- EXERCISE DIRECTIONS: Omit any picture, and return the remaining data exactly as written.

- PROVIDED MATERIAL:
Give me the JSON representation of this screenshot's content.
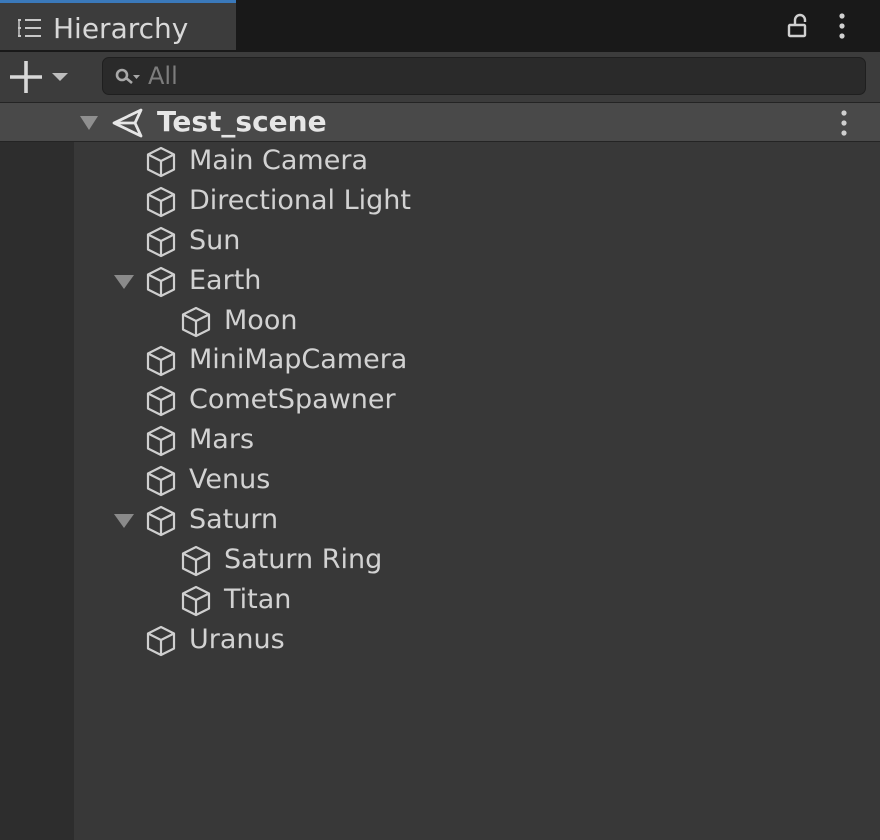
{
  "window": {
    "tab_label": "Hierarchy"
  },
  "toolbar": {
    "search_placeholder": "All"
  },
  "scene": {
    "name": "Test_scene",
    "expanded": true
  },
  "tree": {
    "items": [
      {
        "label": "Main Camera",
        "depth": 0,
        "expandable": false
      },
      {
        "label": "Directional Light",
        "depth": 0,
        "expandable": false
      },
      {
        "label": "Sun",
        "depth": 0,
        "expandable": false
      },
      {
        "label": "Earth",
        "depth": 0,
        "expandable": true,
        "expanded": true
      },
      {
        "label": "Moon",
        "depth": 1,
        "expandable": false
      },
      {
        "label": "MiniMapCamera",
        "depth": 0,
        "expandable": false
      },
      {
        "label": "CometSpawner",
        "depth": 0,
        "expandable": false
      },
      {
        "label": "Mars",
        "depth": 0,
        "expandable": false
      },
      {
        "label": "Venus",
        "depth": 0,
        "expandable": false
      },
      {
        "label": "Saturn",
        "depth": 0,
        "expandable": true,
        "expanded": true
      },
      {
        "label": "Saturn Ring",
        "depth": 1,
        "expandable": false
      },
      {
        "label": "Titan",
        "depth": 1,
        "expandable": false
      },
      {
        "label": "Uranus",
        "depth": 0,
        "expandable": false
      }
    ]
  },
  "colors": {
    "accent": "#3a79bb",
    "panel_bg": "#383838",
    "scene_row_bg": "#494949"
  },
  "icons": {
    "tab": "hierarchy-list-icon",
    "lock": "lock-icon",
    "menu": "kebab-menu-icon",
    "add": "plus-icon",
    "search": "search-icon",
    "scene": "unity-scene-icon",
    "object": "gameobject-cube-icon",
    "expand": "triangle-down-icon"
  }
}
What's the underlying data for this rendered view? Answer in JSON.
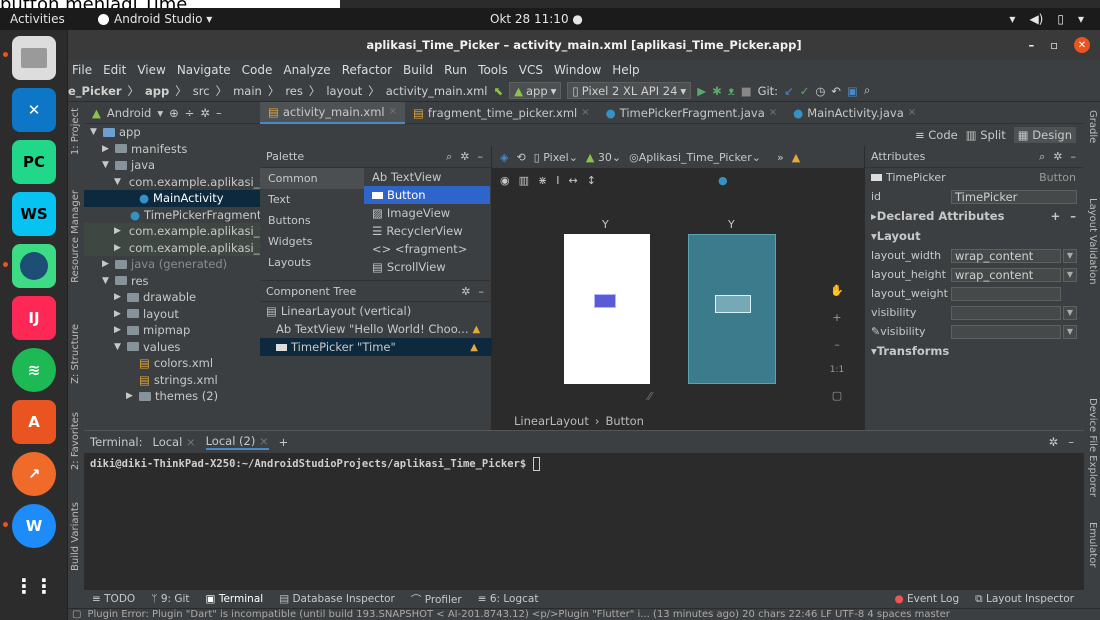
{
  "caption": "button menjadi Time",
  "topbar": {
    "activities": "Activities",
    "app_name": "Android Studio ▾",
    "clock": "Okt 28 11:10 ●"
  },
  "window": {
    "title": "aplikasi_Time_Picker – activity_main.xml [aplikasi_Time_Picker.app]"
  },
  "menu": [
    "File",
    "Edit",
    "View",
    "Navigate",
    "Code",
    "Analyze",
    "Refactor",
    "Build",
    "Run",
    "Tools",
    "VCS",
    "Window",
    "Help"
  ],
  "navbar": {
    "crumbs": [
      "e_Picker",
      "app",
      "src",
      "main",
      "res",
      "layout",
      "activity_main.xml"
    ],
    "run_config": "app",
    "device": "Pixel 2 XL API 24",
    "git_label": "Git:"
  },
  "editor_tabs": [
    {
      "label": "activity_main.xml",
      "active": true
    },
    {
      "label": "fragment_time_picker.xml",
      "active": false
    },
    {
      "label": "TimePickerFragment.java",
      "active": false
    },
    {
      "label": "MainActivity.java",
      "active": false
    }
  ],
  "left_strip": {
    "project": "1: Project",
    "resource": "Resource Manager",
    "structure": "Z: Structure",
    "favorites": "2: Favorites",
    "variants": "Build Variants"
  },
  "right_strip": {
    "gradle": "Gradle",
    "layout_validation": "Layout Validation",
    "device_explorer": "Device File Explorer",
    "emulator": "Emulator"
  },
  "project": {
    "dropdown": "Android",
    "tree": [
      {
        "label": "app",
        "indent": 0,
        "kind": "folder-blue"
      },
      {
        "label": "manifests",
        "indent": 1,
        "kind": "folder"
      },
      {
        "label": "java",
        "indent": 1,
        "kind": "folder"
      },
      {
        "label": "com.example.aplikasi_time_picker",
        "indent": 2,
        "kind": "folder"
      },
      {
        "label": "MainActivity",
        "indent": 3,
        "kind": "class",
        "selected": true
      },
      {
        "label": "TimePickerFragment",
        "indent": 3,
        "kind": "class"
      },
      {
        "label": "com.example.aplikasi_time_picker",
        "indent": 2,
        "kind": "folder",
        "highlight": true
      },
      {
        "label": "com.example.aplikasi_time_picker",
        "indent": 2,
        "kind": "folder",
        "highlight": true
      },
      {
        "label": "java (generated)",
        "indent": 1,
        "kind": "folder"
      },
      {
        "label": "res",
        "indent": 1,
        "kind": "folder"
      },
      {
        "label": "drawable",
        "indent": 2,
        "kind": "folder"
      },
      {
        "label": "layout",
        "indent": 2,
        "kind": "folder"
      },
      {
        "label": "mipmap",
        "indent": 2,
        "kind": "folder"
      },
      {
        "label": "values",
        "indent": 2,
        "kind": "folder"
      },
      {
        "label": "colors.xml",
        "indent": 3,
        "kind": "xml"
      },
      {
        "label": "strings.xml",
        "indent": 3,
        "kind": "xml"
      },
      {
        "label": "themes (2)",
        "indent": 3,
        "kind": "folder"
      }
    ]
  },
  "design_toolbar": {
    "code": "Code",
    "split": "Split",
    "design": "Design"
  },
  "palette": {
    "title": "Palette",
    "categories": [
      "Common",
      "Text",
      "Buttons",
      "Widgets",
      "Layouts"
    ],
    "items": [
      "Ab TextView",
      "Button",
      "ImageView",
      "RecyclerView",
      "<> <fragment>",
      "ScrollView"
    ]
  },
  "component_tree": {
    "title": "Component Tree",
    "rows": [
      "LinearLayout (vertical)",
      "Ab TextView \"Hello World! Choo...",
      "TimePicker \"Time\""
    ]
  },
  "canvas_bar": {
    "device": "Pixel",
    "api": "30",
    "theme": "Aplikasi_Time_Picker"
  },
  "breadcrumb": [
    "LinearLayout",
    "Button"
  ],
  "attributes": {
    "title": "Attributes",
    "component": "TimePicker",
    "component_type": "Button",
    "id_label": "id",
    "id_value": "TimePicker",
    "declared": "Declared Attributes",
    "layout": "Layout",
    "rows": [
      {
        "k": "layout_width",
        "v": "wrap_content"
      },
      {
        "k": "layout_height",
        "v": "wrap_content"
      },
      {
        "k": "layout_weight",
        "v": ""
      },
      {
        "k": "visibility",
        "v": ""
      },
      {
        "k": "visibility",
        "v": ""
      }
    ],
    "transforms": "Transforms"
  },
  "terminal": {
    "label": "Terminal:",
    "tabs": [
      "Local",
      "Local (2)"
    ],
    "prompt": "diki@diki-ThinkPad-X250:~/AndroidStudioProjects/aplikasi_Time_Picker$"
  },
  "toolwindows": [
    "TODO",
    "9: Git",
    "Terminal",
    "Database Inspector",
    "Profiler",
    "6: Logcat",
    "Event Log",
    "Layout Inspector"
  ],
  "statusbar": "Plugin Error: Plugin \"Dart\" is incompatible (until build 193.SNAPSHOT < AI-201.8743.12) <p/>Plugin \"Flutter\" i... (13 minutes ago)   20 chars   22:46   LF   UTF-8   4 spaces   master",
  "colors": {
    "accent": "#4a88c7",
    "selection": "#2f65ca",
    "ubuntu_orange": "#e95420"
  }
}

- RESPONSE:
Give me the JSON representation of this screenshot's content.
{
  "window": {
    "tab_label": "Hierarchy"
  },
  "toolbar": {
    "search_placeholder": "All"
  },
  "scene": {
    "name": "Test_scene",
    "expanded": true
  },
  "tree": {
    "items": [
      {
        "label": "Main Camera",
        "depth": 0,
        "expandable": false
      },
      {
        "label": "Directional Light",
        "depth": 0,
        "expandable": false
      },
      {
        "label": "Sun",
        "depth": 0,
        "expandable": false
      },
      {
        "label": "Earth",
        "depth": 0,
        "expandable": true,
        "expanded": true
      },
      {
        "label": "Moon",
        "depth": 1,
        "expandable": false
      },
      {
        "label": "MiniMapCamera",
        "depth": 0,
        "expandable": false
      },
      {
        "label": "CometSpawner",
        "depth": 0,
        "expandable": false
      },
      {
        "label": "Mars",
        "depth": 0,
        "expandable": false
      },
      {
        "label": "Venus",
        "depth": 0,
        "expandable": false
      },
      {
        "label": "Saturn",
        "depth": 0,
        "expandable": true,
        "expanded": true
      },
      {
        "label": "Saturn Ring",
        "depth": 1,
        "expandable": false
      },
      {
        "label": "Titan",
        "depth": 1,
        "expandable": false
      },
      {
        "label": "Uranus",
        "depth": 0,
        "expandable": false
      }
    ]
  },
  "colors": {
    "accent": "#3a79bb",
    "panel_bg": "#383838",
    "scene_row_bg": "#494949"
  },
  "icons": {
    "tab": "hierarchy-list-icon",
    "lock": "lock-icon",
    "menu": "kebab-menu-icon",
    "add": "plus-icon",
    "search": "search-icon",
    "scene": "unity-scene-icon",
    "object": "gameobject-cube-icon",
    "expand": "triangle-down-icon"
  }
}
What's the underlying data for this rendered view? Answer in JSON.
{
  "caption": "button menjadi Time",
  "topbar": {
    "activities": "Activities",
    "app_name": "Android Studio ▾",
    "clock": "Okt 28 11:10 ●"
  },
  "window": {
    "title": "aplikasi_Time_Picker – activity_main.xml [aplikasi_Time_Picker.app]"
  },
  "menu": [
    "File",
    "Edit",
    "View",
    "Navigate",
    "Code",
    "Analyze",
    "Refactor",
    "Build",
    "Run",
    "Tools",
    "VCS",
    "Window",
    "Help"
  ],
  "navbar": {
    "crumbs": [
      "e_Picker",
      "app",
      "src",
      "main",
      "res",
      "layout",
      "activity_main.xml"
    ],
    "run_config": "app",
    "device": "Pixel 2 XL API 24",
    "git_label": "Git:"
  },
  "editor_tabs": [
    {
      "label": "activity_main.xml",
      "active": true
    },
    {
      "label": "fragment_time_picker.xml",
      "active": false
    },
    {
      "label": "TimePickerFragment.java",
      "active": false
    },
    {
      "label": "MainActivity.java",
      "active": false
    }
  ],
  "left_strip": {
    "project": "1: Project",
    "resource": "Resource Manager",
    "structure": "Z: Structure",
    "favorites": "2: Favorites",
    "variants": "Build Variants"
  },
  "right_strip": {
    "gradle": "Gradle",
    "layout_validation": "Layout Validation",
    "device_explorer": "Device File Explorer",
    "emulator": "Emulator"
  },
  "project": {
    "dropdown": "Android",
    "tree": [
      {
        "label": "app",
        "indent": 0,
        "kind": "folder-blue"
      },
      {
        "label": "manifests",
        "indent": 1,
        "kind": "folder"
      },
      {
        "label": "java",
        "indent": 1,
        "kind": "folder"
      },
      {
        "label": "com.example.aplikasi_time_picker",
        "indent": 2,
        "kind": "folder"
      },
      {
        "label": "MainActivity",
        "indent": 3,
        "kind": "class",
        "selected": true
      },
      {
        "label": "TimePickerFragment",
        "indent": 3,
        "kind": "class"
      },
      {
        "label": "com.example.aplikasi_time_picker",
        "indent": 2,
        "kind": "folder",
        "highlight": true
      },
      {
        "label": "com.example.aplikasi_time_picker",
        "indent": 2,
        "kind": "folder",
        "highlight": true
      },
      {
        "label": "java (generated)",
        "indent": 1,
        "kind": "folder"
      },
      {
        "label": "res",
        "indent": 1,
        "kind": "folder"
      },
      {
        "label": "drawable",
        "indent": 2,
        "kind": "folder"
      },
      {
        "label": "layout",
        "indent": 2,
        "kind": "folder"
      },
      {
        "label": "mipmap",
        "indent": 2,
        "kind": "folder"
      },
      {
        "label": "values",
        "indent": 2,
        "kind": "folder"
      },
      {
        "label": "colors.xml",
        "indent": 3,
        "kind": "xml"
      },
      {
        "label": "strings.xml",
        "indent": 3,
        "kind": "xml"
      },
      {
        "label": "themes (2)",
        "indent": 3,
        "kind": "folder"
      }
    ]
  },
  "design_toolbar": {
    "code": "Code",
    "split": "Split",
    "design": "Design"
  },
  "palette": {
    "title": "Palette",
    "categories": [
      "Common",
      "Text",
      "Buttons",
      "Widgets",
      "Layouts"
    ],
    "items": [
      "Ab TextView",
      "Button",
      "ImageView",
      "RecyclerView",
      "<> <fragment>",
      "ScrollView"
    ]
  },
  "component_tree": {
    "title": "Component Tree",
    "rows": [
      "LinearLayout (vertical)",
      "Ab TextView \"Hello World! Choo...",
      "TimePicker \"Time\""
    ]
  },
  "canvas_bar": {
    "device": "Pixel",
    "api": "30",
    "theme": "Aplikasi_Time_Picker"
  },
  "breadcrumb": [
    "LinearLayout",
    "Button"
  ],
  "attributes": {
    "title": "Attributes",
    "component": "TimePicker",
    "component_type": "Button",
    "id_label": "id",
    "id_value": "TimePicker",
    "declared": "Declared Attributes",
    "layout": "Layout",
    "rows": [
      {
        "k": "layout_width",
        "v": "wrap_content"
      },
      {
        "k": "layout_height",
        "v": "wrap_content"
      },
      {
        "k": "layout_weight",
        "v": ""
      },
      {
        "k": "visibility",
        "v": ""
      },
      {
        "k": "visibility",
        "v": ""
      }
    ],
    "transforms": "Transforms"
  },
  "terminal": {
    "label": "Terminal:",
    "tabs": [
      "Local",
      "Local (2)"
    ],
    "prompt": "diki@diki-ThinkPad-X250:~/AndroidStudioProjects/aplikasi_Time_Picker$"
  },
  "toolwindows": [
    "TODO",
    "9: Git",
    "Terminal",
    "Database Inspector",
    "Profiler",
    "6: Logcat",
    "Event Log",
    "Layout Inspector"
  ],
  "statusbar": "Plugin Error: Plugin \"Dart\" is incompatible (until build 193.SNAPSHOT < AI-201.8743.12) <p/>Plugin \"Flutter\" i... (13 minutes ago)   20 chars   22:46   LF   UTF-8   4 spaces   master",
  "colors": {
    "accent": "#4a88c7",
    "selection": "#2f65ca",
    "ubuntu_orange": "#e95420"
  }
}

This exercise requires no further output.